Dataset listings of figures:
________________________________________

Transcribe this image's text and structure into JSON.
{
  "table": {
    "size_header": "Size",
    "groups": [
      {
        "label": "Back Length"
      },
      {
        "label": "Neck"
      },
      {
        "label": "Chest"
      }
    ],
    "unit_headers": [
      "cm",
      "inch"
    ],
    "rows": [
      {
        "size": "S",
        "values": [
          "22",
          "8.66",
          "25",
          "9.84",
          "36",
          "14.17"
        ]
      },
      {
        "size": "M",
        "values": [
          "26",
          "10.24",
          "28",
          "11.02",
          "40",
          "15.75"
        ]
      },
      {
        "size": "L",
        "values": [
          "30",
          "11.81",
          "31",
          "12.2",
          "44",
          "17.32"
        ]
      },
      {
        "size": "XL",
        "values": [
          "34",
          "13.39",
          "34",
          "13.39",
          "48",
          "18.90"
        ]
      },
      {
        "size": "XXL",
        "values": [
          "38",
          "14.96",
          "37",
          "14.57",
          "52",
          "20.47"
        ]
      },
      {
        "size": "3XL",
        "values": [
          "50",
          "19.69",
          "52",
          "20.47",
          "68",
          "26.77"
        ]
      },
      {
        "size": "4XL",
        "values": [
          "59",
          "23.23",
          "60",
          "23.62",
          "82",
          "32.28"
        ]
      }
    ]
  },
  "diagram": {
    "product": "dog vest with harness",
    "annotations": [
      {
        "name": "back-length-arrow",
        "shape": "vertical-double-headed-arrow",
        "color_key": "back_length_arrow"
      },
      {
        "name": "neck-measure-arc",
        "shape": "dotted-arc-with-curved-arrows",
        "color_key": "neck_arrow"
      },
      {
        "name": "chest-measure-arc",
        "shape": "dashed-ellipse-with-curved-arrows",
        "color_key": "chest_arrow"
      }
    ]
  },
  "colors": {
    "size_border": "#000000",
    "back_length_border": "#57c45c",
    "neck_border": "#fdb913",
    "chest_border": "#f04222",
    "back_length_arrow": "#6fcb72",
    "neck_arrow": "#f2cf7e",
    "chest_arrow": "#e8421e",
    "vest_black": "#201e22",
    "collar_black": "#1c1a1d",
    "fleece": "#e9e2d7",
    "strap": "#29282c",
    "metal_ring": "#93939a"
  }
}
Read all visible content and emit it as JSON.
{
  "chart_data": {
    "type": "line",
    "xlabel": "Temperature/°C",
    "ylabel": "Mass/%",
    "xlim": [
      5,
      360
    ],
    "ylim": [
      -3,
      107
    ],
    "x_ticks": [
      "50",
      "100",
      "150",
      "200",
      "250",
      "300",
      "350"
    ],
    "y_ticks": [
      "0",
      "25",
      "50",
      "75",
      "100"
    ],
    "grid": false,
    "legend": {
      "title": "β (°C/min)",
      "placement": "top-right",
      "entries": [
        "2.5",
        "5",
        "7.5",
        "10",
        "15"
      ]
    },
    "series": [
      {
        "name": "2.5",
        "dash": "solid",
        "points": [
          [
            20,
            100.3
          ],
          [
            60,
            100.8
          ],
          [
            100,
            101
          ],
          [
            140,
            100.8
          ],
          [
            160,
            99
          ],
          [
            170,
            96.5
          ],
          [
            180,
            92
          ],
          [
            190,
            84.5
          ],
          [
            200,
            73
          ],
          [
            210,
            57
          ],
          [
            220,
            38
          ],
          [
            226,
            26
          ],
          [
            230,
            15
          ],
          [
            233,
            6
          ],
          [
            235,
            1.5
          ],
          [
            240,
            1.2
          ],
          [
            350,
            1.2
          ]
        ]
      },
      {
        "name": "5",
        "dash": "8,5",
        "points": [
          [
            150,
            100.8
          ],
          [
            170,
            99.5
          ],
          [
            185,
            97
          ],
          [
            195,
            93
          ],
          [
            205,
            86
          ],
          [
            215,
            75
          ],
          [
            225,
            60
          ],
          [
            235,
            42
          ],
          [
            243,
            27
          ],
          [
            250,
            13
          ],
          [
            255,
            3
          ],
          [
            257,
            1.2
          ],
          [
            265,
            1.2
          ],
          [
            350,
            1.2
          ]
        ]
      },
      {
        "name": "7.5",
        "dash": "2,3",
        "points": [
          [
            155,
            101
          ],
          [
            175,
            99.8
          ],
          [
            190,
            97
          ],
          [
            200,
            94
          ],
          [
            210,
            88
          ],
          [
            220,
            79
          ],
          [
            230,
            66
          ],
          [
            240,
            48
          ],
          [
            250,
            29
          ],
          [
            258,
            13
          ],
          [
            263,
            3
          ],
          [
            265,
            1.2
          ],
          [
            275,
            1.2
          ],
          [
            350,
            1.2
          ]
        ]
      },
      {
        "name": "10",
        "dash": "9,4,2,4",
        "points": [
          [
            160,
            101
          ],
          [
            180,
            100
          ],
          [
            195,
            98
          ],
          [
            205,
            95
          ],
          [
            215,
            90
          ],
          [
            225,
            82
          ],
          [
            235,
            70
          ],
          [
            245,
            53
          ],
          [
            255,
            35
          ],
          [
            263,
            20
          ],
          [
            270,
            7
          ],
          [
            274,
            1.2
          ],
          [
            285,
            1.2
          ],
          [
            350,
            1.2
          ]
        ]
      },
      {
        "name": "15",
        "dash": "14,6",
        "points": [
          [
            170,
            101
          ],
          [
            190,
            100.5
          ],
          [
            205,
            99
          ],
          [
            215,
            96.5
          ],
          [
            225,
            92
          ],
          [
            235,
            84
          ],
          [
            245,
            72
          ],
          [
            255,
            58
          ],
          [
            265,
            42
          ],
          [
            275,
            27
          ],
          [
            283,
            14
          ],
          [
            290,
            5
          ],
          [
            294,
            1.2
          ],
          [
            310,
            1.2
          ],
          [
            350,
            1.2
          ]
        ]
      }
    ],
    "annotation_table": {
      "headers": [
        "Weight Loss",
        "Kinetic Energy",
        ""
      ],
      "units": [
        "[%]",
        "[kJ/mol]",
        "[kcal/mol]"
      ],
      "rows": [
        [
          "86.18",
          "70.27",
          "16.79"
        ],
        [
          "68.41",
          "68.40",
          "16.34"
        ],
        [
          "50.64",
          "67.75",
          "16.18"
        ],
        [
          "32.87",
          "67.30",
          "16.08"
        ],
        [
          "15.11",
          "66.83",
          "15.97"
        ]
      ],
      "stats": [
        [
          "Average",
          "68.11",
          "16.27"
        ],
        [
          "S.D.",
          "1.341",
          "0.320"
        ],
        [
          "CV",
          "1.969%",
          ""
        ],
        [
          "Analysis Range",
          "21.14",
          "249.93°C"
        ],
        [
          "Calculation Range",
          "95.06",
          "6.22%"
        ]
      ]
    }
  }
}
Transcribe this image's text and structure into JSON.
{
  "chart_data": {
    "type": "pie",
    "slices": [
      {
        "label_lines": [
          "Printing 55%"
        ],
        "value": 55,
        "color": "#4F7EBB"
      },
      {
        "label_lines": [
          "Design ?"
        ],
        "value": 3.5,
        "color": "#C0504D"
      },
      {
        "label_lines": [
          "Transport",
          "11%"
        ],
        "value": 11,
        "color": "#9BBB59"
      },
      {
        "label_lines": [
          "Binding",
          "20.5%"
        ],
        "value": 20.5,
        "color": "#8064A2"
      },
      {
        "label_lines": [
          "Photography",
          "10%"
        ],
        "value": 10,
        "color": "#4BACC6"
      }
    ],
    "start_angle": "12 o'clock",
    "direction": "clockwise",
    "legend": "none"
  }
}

________________________________________

#### [Requirements]
Every entry should be printed again exactly as written.

#### [Result for this exercise]
Transcribe this image's text and structure into JSON.
{
  "table": {
    "size_header": "Size",
    "groups": [
      {
        "label": "Back Length"
      },
      {
        "label": "Neck"
      },
      {
        "label": "Chest"
      }
    ],
    "unit_headers": [
      "cm",
      "inch"
    ],
    "rows": [
      {
        "size": "S",
        "values": [
          "22",
          "8.66",
          "25",
          "9.84",
          "36",
          "14.17"
        ]
      },
      {
        "size": "M",
        "values": [
          "26",
          "10.24",
          "28",
          "11.02",
          "40",
          "15.75"
        ]
      },
      {
        "size": "L",
        "values": [
          "30",
          "11.81",
          "31",
          "12.2",
          "44",
          "17.32"
        ]
      },
      {
        "size": "XL",
        "values": [
          "34",
          "13.39",
          "34",
          "13.39",
          "48",
          "18.90"
        ]
      },
      {
        "size": "XXL",
        "values": [
          "38",
          "14.96",
          "37",
          "14.57",
          "52",
          "20.47"
        ]
      },
      {
        "size": "3XL",
        "values": [
          "50",
          "19.69",
          "52",
          "20.47",
          "68",
          "26.77"
        ]
      },
      {
        "size": "4XL",
        "values": [
          "59",
          "23.23",
          "60",
          "23.62",
          "82",
          "32.28"
        ]
      }
    ]
  },
  "diagram": {
    "product": "dog vest with harness",
    "annotations": [
      {
        "name": "back-length-arrow",
        "shape": "vertical-double-headed-arrow",
        "color_key": "back_length_arrow"
      },
      {
        "name": "neck-measure-arc",
        "shape": "dotted-arc-with-curved-arrows",
        "color_key": "neck_arrow"
      },
      {
        "name": "chest-measure-arc",
        "shape": "dashed-ellipse-with-curved-arrows",
        "color_key": "chest_arrow"
      }
    ]
  },
  "colors": {
    "size_border": "#000000",
    "back_length_border": "#57c45c",
    "neck_border": "#fdb913",
    "chest_border": "#f04222",
    "back_length_arrow": "#6fcb72",
    "neck_arrow": "#f2cf7e",
    "chest_arrow": "#e8421e",
    "vest_black": "#201e22",
    "collar_black": "#1c1a1d",
    "fleece": "#e9e2d7",
    "strap": "#29282c",
    "metal_ring": "#93939a"
  }
}
Read all visible content and emit it as JSON.
{
  "chart_data": {
    "type": "line",
    "xlabel": "Temperature/°C",
    "ylabel": "Mass/%",
    "xlim": [
      5,
      360
    ],
    "ylim": [
      -3,
      107
    ],
    "x_ticks": [
      "50",
      "100",
      "150",
      "200",
      "250",
      "300",
      "350"
    ],
    "y_ticks": [
      "0",
      "25",
      "50",
      "75",
      "100"
    ],
    "grid": false,
    "legend": {
      "title": "β (°C/min)",
      "placement": "top-right",
      "entries": [
        "2.5",
        "5",
        "7.5",
        "10",
        "15"
      ]
    },
    "series": [
      {
        "name": "2.5",
        "dash": "solid",
        "points": [
          [
            20,
            100.3
          ],
          [
            60,
            100.8
          ],
          [
            100,
            101
          ],
          [
            140,
            100.8
          ],
          [
            160,
            99
          ],
          [
            170,
            96.5
          ],
          [
            180,
            92
          ],
          [
            190,
            84.5
          ],
          [
            200,
            73
          ],
          [
            210,
            57
          ],
          [
            220,
            38
          ],
          [
            226,
            26
          ],
          [
            230,
            15
          ],
          [
            233,
            6
          ],
          [
            235,
            1.5
          ],
          [
            240,
            1.2
          ],
          [
            350,
            1.2
          ]
        ]
      },
      {
        "name": "5",
        "dash": "8,5",
        "points": [
          [
            150,
            100.8
          ],
          [
            170,
            99.5
          ],
          [
            185,
            97
          ],
          [
            195,
            93
          ],
          [
            205,
            86
          ],
          [
            215,
            75
          ],
          [
            225,
            60
          ],
          [
            235,
            42
          ],
          [
            243,
            27
          ],
          [
            250,
            13
          ],
          [
            255,
            3
          ],
          [
            257,
            1.2
          ],
          [
            265,
            1.2
          ],
          [
            350,
            1.2
          ]
        ]
      },
      {
        "name": "7.5",
        "dash": "2,3",
        "points": [
          [
            155,
            101
          ],
          [
            175,
            99.8
          ],
          [
            190,
            97
          ],
          [
            200,
            94
          ],
          [
            210,
            88
          ],
          [
            220,
            79
          ],
          [
            230,
            66
          ],
          [
            240,
            48
          ],
          [
            250,
            29
          ],
          [
            258,
            13
          ],
          [
            263,
            3
          ],
          [
            265,
            1.2
          ],
          [
            275,
            1.2
          ],
          [
            350,
            1.2
          ]
        ]
      },
      {
        "name": "10",
        "dash": "9,4,2,4",
        "points": [
          [
            160,
            101
          ],
          [
            180,
            100
          ],
          [
            195,
            98
          ],
          [
            205,
            95
          ],
          [
            215,
            90
          ],
          [
            225,
            82
          ],
          [
            235,
            70
          ],
          [
            245,
            53
          ],
          [
            255,
            35
          ],
          [
            263,
            20
          ],
          [
            270,
            7
          ],
          [
            274,
            1.2
          ],
          [
            285,
            1.2
          ],
          [
            350,
            1.2
          ]
        ]
      },
      {
        "name": "15",
        "dash": "14,6",
        "points": [
          [
            170,
            101
          ],
          [
            190,
            100.5
          ],
          [
            205,
            99
          ],
          [
            215,
            96.5
          ],
          [
            225,
            92
          ],
          [
            235,
            84
          ],
          [
            245,
            72
          ],
          [
            255,
            58
          ],
          [
            265,
            42
          ],
          [
            275,
            27
          ],
          [
            283,
            14
          ],
          [
            290,
            5
          ],
          [
            294,
            1.2
          ],
          [
            310,
            1.2
          ],
          [
            350,
            1.2
          ]
        ]
      }
    ],
    "annotation_table": {
      "headers": [
        "Weight Loss",
        "Kinetic Energy",
        ""
      ],
      "units": [
        "[%]",
        "[kJ/mol]",
        "[kcal/mol]"
      ],
      "rows": [
        [
          "86.18",
          "70.27",
          "16.79"
        ],
        [
          "68.41",
          "68.40",
          "16.34"
        ],
        [
          "50.64",
          "67.75",
          "16.18"
        ],
        [
          "32.87",
          "67.30",
          "16.08"
        ],
        [
          "15.11",
          "66.83",
          "15.97"
        ]
      ],
      "stats": [
        [
          "Average",
          "68.11",
          "16.27"
        ],
        [
          "S.D.",
          "1.341",
          "0.320"
        ],
        [
          "CV",
          "1.969%",
          ""
        ],
        [
          "Analysis Range",
          "21.14",
          "249.93°C"
        ],
        [
          "Calculation Range",
          "95.06",
          "6.22%"
        ]
      ]
    }
  }
}
Transcribe this image's text and structure into JSON.
{
  "chart_data": {
    "type": "pie",
    "slices": [
      {
        "label_lines": [
          "Printing 55%"
        ],
        "value": 55,
        "color": "#4F7EBB"
      },
      {
        "label_lines": [
          "Design ?"
        ],
        "value": 3.5,
        "color": "#C0504D"
      },
      {
        "label_lines": [
          "Transport",
          "11%"
        ],
        "value": 11,
        "color": "#9BBB59"
      },
      {
        "label_lines": [
          "Binding",
          "20.5%"
        ],
        "value": 20.5,
        "color": "#8064A2"
      },
      {
        "label_lines": [
          "Photography",
          "10%"
        ],
        "value": 10,
        "color": "#4BACC6"
      }
    ],
    "start_angle": "12 o'clock",
    "direction": "clockwise",
    "legend": "none"
  }
}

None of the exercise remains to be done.